Copy each line of the listing below exactly.

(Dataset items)
-=-=-
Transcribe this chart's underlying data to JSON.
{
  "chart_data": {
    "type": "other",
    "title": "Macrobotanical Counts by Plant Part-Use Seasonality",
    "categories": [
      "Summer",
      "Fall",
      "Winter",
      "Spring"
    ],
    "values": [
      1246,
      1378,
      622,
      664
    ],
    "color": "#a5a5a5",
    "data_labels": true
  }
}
-=-=-
**EXPECTED OUTPUT**
Transcribe this chart's underlying data to JSON.
{
  "chart_data": {
    "type": "other",
    "title": "Macrobotanical Counts by Plant Part-Use Seasonality",
    "categories": [
      "Summer",
      "Fall",
      "Winter",
      "Spring"
    ],
    "values": [
      1246,
      1378,
      622,
      664
    ],
    "color": "#a5a5a5",
    "data_labels": true
  }
}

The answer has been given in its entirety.